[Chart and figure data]
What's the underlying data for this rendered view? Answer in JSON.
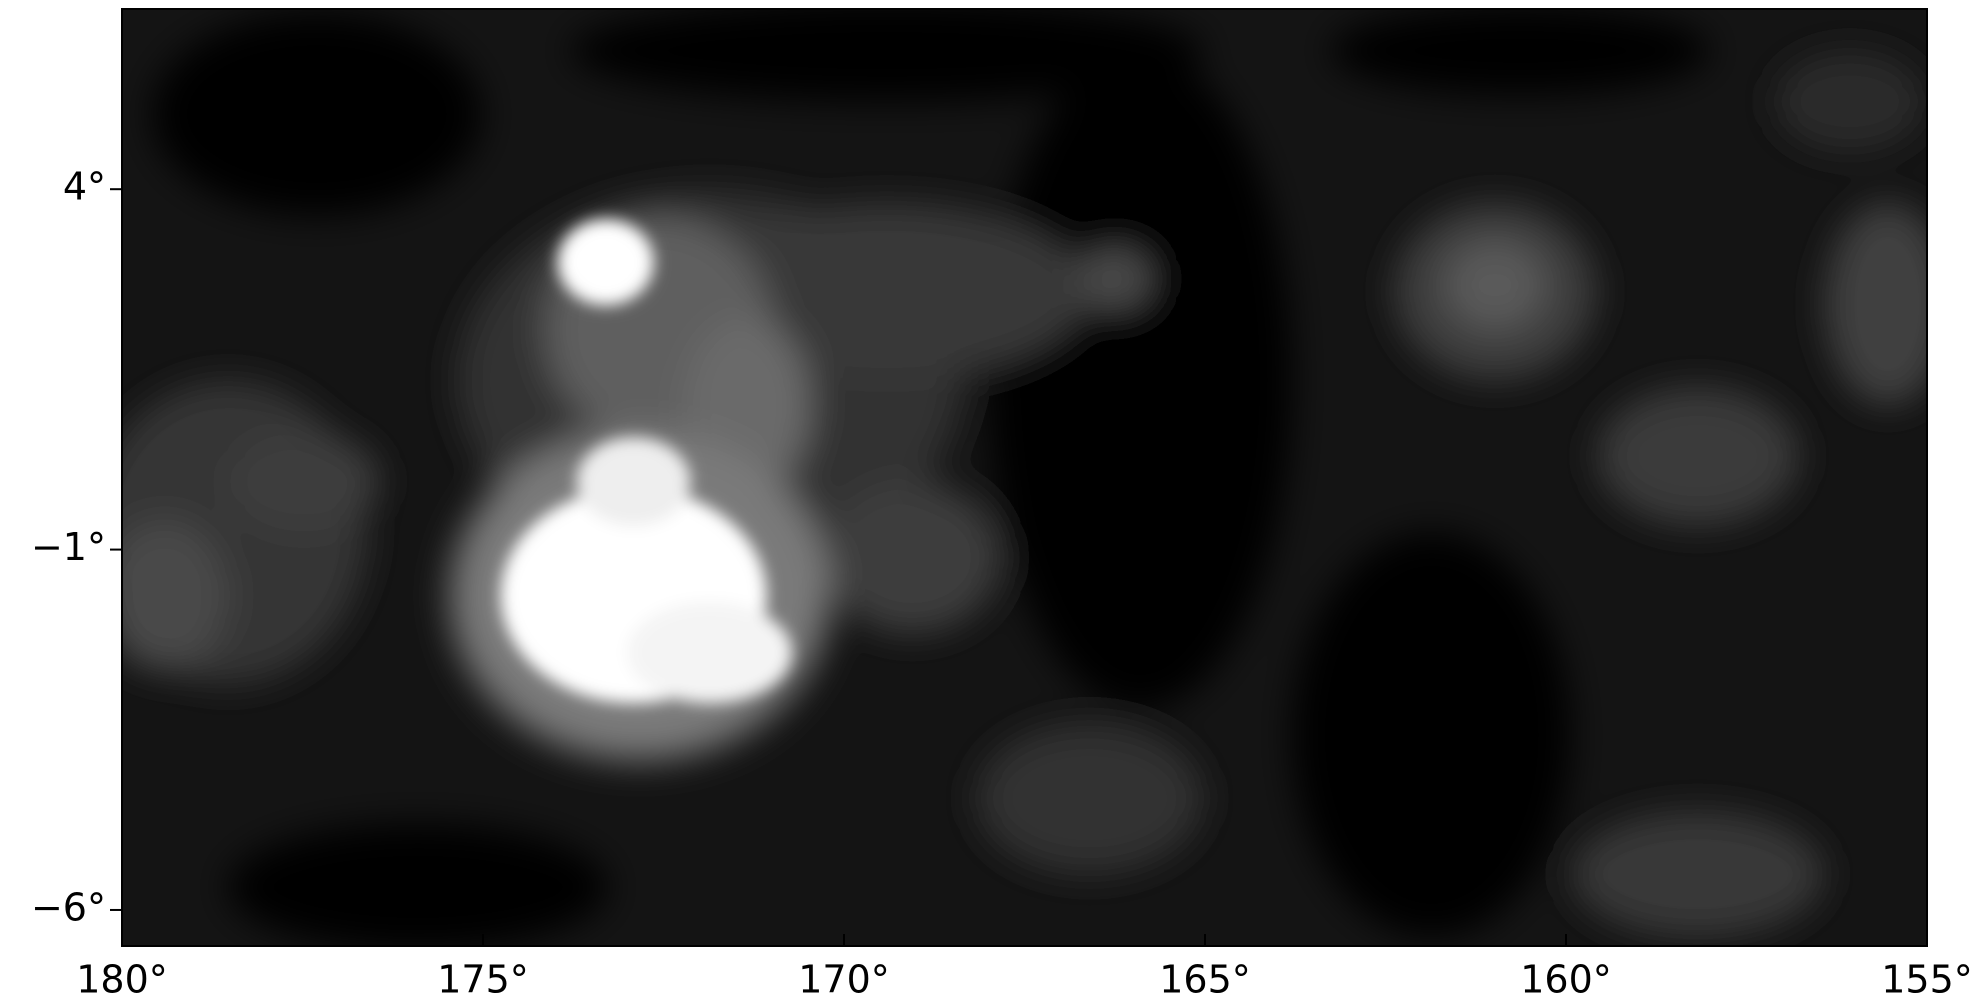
{
  "chart_data": {
    "type": "image",
    "colormap": "gray",
    "xlim": [
      180,
      155
    ],
    "xticks": [
      {
        "value": 180,
        "label": "180°"
      },
      {
        "value": 175,
        "label": "175°"
      },
      {
        "value": 170,
        "label": "170°"
      },
      {
        "value": 165,
        "label": "165°"
      },
      {
        "value": 160,
        "label": "160°"
      },
      {
        "value": 155,
        "label": "155°"
      }
    ],
    "ylim": [
      -6.5,
      6.5
    ],
    "yticks": [
      {
        "value": 4,
        "label": "4°"
      },
      {
        "value": -1,
        "label": "−1°"
      },
      {
        "value": -6,
        "label": "−6°"
      }
    ]
  }
}
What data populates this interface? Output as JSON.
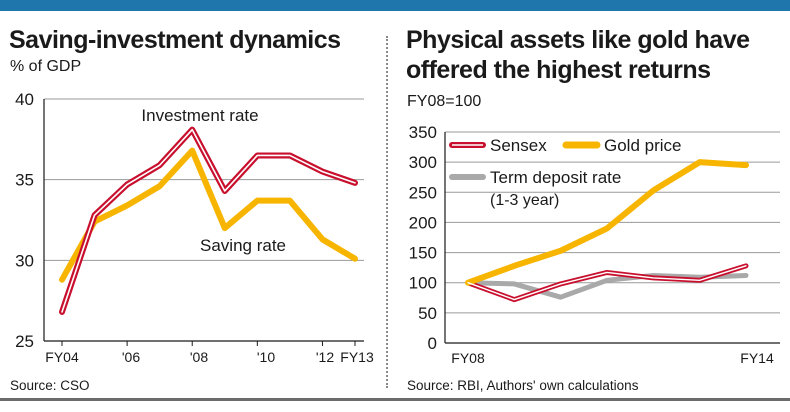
{
  "left": {
    "title": "Saving-investment dynamics",
    "subtitle": "% of GDP",
    "source": "Source: CSO",
    "annotations": {
      "investment": "Investment rate",
      "saving": "Saving rate"
    }
  },
  "right": {
    "title_lines": [
      "Physical assets like gold have",
      "offered the highest returns"
    ],
    "subtitle": "FY08=100",
    "source": "Source: RBI, Authors' own calculations"
  },
  "colors": {
    "accent_bar": "#1f76ad",
    "investment": "#c8102e",
    "saving": "#f7b500",
    "sensex": "#c8102e",
    "gold": "#f7b500",
    "deposit": "#a9a9a9"
  },
  "chart_data": [
    {
      "type": "line",
      "title": "Saving-investment dynamics",
      "subtitle": "% of GDP",
      "x": [
        "FY04",
        "FY05",
        "FY06",
        "FY07",
        "FY08",
        "FY09",
        "FY10",
        "FY11",
        "FY12",
        "FY13"
      ],
      "x_tick_labels": [
        "FY04",
        "'06",
        "'08",
        "'10",
        "'12",
        "FY13"
      ],
      "y_ticks": [
        25,
        30,
        35,
        40
      ],
      "ylim": [
        25,
        40
      ],
      "grid": true,
      "series": [
        {
          "name": "Investment rate",
          "values": [
            26.8,
            32.8,
            34.7,
            35.9,
            38.1,
            34.3,
            36.5,
            36.5,
            35.5,
            34.8
          ]
        },
        {
          "name": "Saving rate",
          "values": [
            28.8,
            32.4,
            33.4,
            34.6,
            36.8,
            32.0,
            33.7,
            33.7,
            31.3,
            30.1
          ]
        }
      ]
    },
    {
      "type": "line",
      "title": "Physical assets like gold have offered the highest returns",
      "subtitle": "FY08=100",
      "x": [
        "FY08",
        "FY09",
        "FY10",
        "FY11",
        "FY12",
        "FY13",
        "FY14"
      ],
      "x_tick_labels": [
        "FY08",
        "FY14"
      ],
      "y_ticks": [
        0,
        50,
        100,
        150,
        200,
        250,
        300,
        350
      ],
      "ylim": [
        0,
        350
      ],
      "grid": true,
      "legend": "top-left",
      "series": [
        {
          "name": "Sensex",
          "values": [
            100,
            72,
            98,
            117,
            108,
            104,
            128
          ]
        },
        {
          "name": "Gold price",
          "values": [
            100,
            128,
            153,
            190,
            253,
            300,
            295
          ]
        },
        {
          "name": "Term deposit rate (1-3 year)",
          "values": [
            100,
            98,
            76,
            104,
            112,
            109,
            112
          ]
        }
      ]
    }
  ]
}
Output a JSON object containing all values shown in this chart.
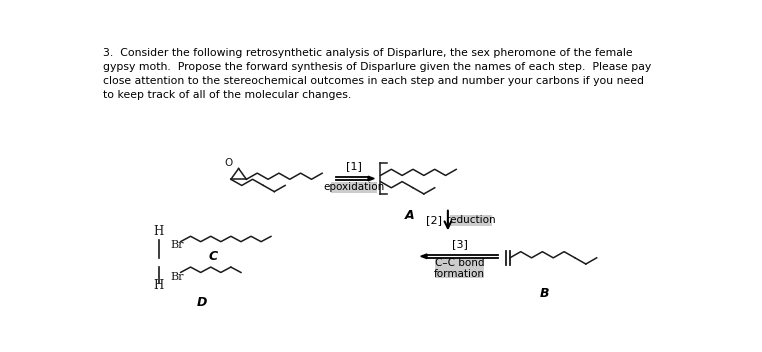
{
  "title_text": "3.  Consider the following retrosynthetic analysis of Disparlure, the sex pheromone of the female\ngypsy moth.  Propose the forward synthesis of Disparlure given the names of each step.  Please pay\nclose attention to the stereochemical outcomes in each step and number your carbons if you need\nto keep track of all of the molecular changes.",
  "bg_color": "#ffffff",
  "text_color": "#000000",
  "mol_color": "#1a1a1a",
  "arrow_color": "#000000",
  "label_bg": "#cccccc",
  "step1_label": "[1]",
  "step1_name": "epoxidation",
  "step2_label": "[2]",
  "step2_name": "reduction",
  "step3_label": "[3]",
  "step3_name": "C–C bond\nformation",
  "label_A": "A",
  "label_B": "B",
  "label_C": "C",
  "label_D": "D"
}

◆ EXERCISE PROMPT ◆
All lines from the one containing "Output a JSON" through the end of the data are to be written out exactly, with nothing added; skip the pictures.

◆ PROBLEM SOLUTION ◆
Output a JSON object containing all values shown in this chart.
{
  "title_text": "3.  Consider the following retrosynthetic analysis of Disparlure, the sex pheromone of the female\ngypsy moth.  Propose the forward synthesis of Disparlure given the names of each step.  Please pay\nclose attention to the stereochemical outcomes in each step and number your carbons if you need\nto keep track of all of the molecular changes.",
  "bg_color": "#ffffff",
  "text_color": "#000000",
  "mol_color": "#1a1a1a",
  "arrow_color": "#000000",
  "label_bg": "#cccccc",
  "step1_label": "[1]",
  "step1_name": "epoxidation",
  "step2_label": "[2]",
  "step2_name": "reduction",
  "step3_label": "[3]",
  "step3_name": "C–C bond\nformation",
  "label_A": "A",
  "label_B": "B",
  "label_C": "C",
  "label_D": "D"
}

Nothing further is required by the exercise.